(Entries from a dataset of interfaces)
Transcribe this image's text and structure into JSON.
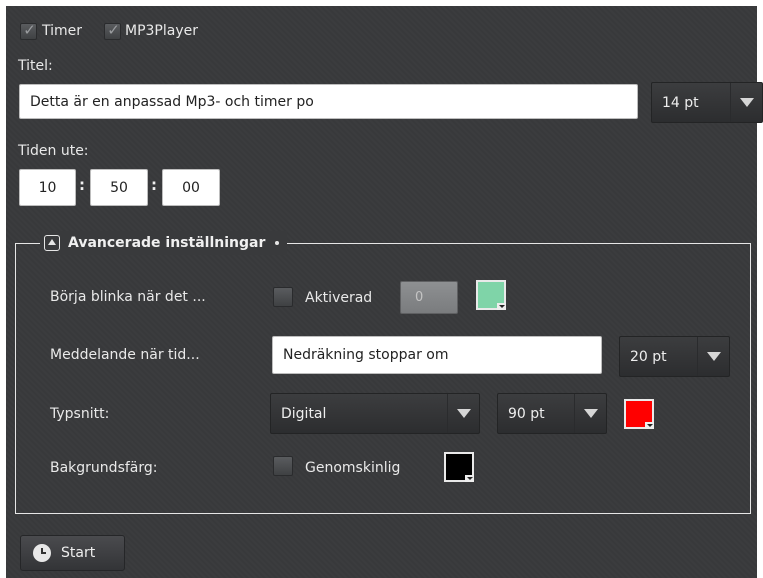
{
  "toggles": {
    "timer": {
      "label": "Timer",
      "checked": true
    },
    "mp3player": {
      "label": "MP3Player",
      "checked": true
    }
  },
  "title_section": {
    "label": "Titel:",
    "value": "Detta är en anpassad Mp3- och timer po",
    "font_size": "14 pt"
  },
  "time_section": {
    "label": "Tiden ute:",
    "hours": "10",
    "minutes": "50",
    "seconds": "00",
    "separator": ":"
  },
  "advanced": {
    "title": "Avancerade inställningar",
    "expanded": true,
    "blink": {
      "label": "Börja blinka när det ...",
      "checkbox_label": "Aktiverad",
      "checked": false,
      "value": "0",
      "color": "#7fd4a8"
    },
    "message": {
      "label": "Meddelande när tid...",
      "value": "Nedräkning stoppar om",
      "font_size": "20 pt"
    },
    "font": {
      "label": "Typsnitt:",
      "family": "Digital",
      "size": "90 pt",
      "color": "#ff0000"
    },
    "background": {
      "label": "Bakgrundsfärg:",
      "checkbox_label": "Genomskinlig",
      "checked": false,
      "color": "#000000"
    }
  },
  "start_button": {
    "label": "Start",
    "icon": "clock-icon"
  }
}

WORK ITEM: Wherever the word "value" turns up in a line of the entries above, copy that line.

REPLY TO THE TASK:
    "value": "Detta är en anpassad Mp3- och timer po",
      "value": "0",
      "value": "Nedräkning stoppar om",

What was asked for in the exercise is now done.